Task to carry out :: Look for the string "Development" in every line, and copy each line that has it.

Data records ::
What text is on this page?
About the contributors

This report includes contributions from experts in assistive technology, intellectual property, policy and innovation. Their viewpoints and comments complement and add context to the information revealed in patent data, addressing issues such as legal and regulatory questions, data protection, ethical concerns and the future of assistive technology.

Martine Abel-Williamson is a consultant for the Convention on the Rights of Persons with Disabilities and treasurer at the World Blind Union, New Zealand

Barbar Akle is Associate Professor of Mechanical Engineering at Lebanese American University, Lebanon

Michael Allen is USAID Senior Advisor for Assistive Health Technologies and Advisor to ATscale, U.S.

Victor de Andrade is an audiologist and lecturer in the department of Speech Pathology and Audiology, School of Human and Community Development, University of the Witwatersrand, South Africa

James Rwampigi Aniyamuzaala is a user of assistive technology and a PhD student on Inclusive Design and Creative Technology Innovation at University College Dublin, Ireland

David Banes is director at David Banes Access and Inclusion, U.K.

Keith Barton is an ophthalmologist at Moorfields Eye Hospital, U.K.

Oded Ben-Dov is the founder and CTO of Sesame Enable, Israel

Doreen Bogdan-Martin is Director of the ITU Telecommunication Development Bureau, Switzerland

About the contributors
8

Output for this exercise ::
Victor de Andrade is an audiologist and lecturer in the department of Speech Pathology and Audiology, School of Human and Community Development, University of the Witwatersrand, South Africa
Doreen Bogdan-Martin is Director of the ITU Telecommunication Development Bureau, Switzerland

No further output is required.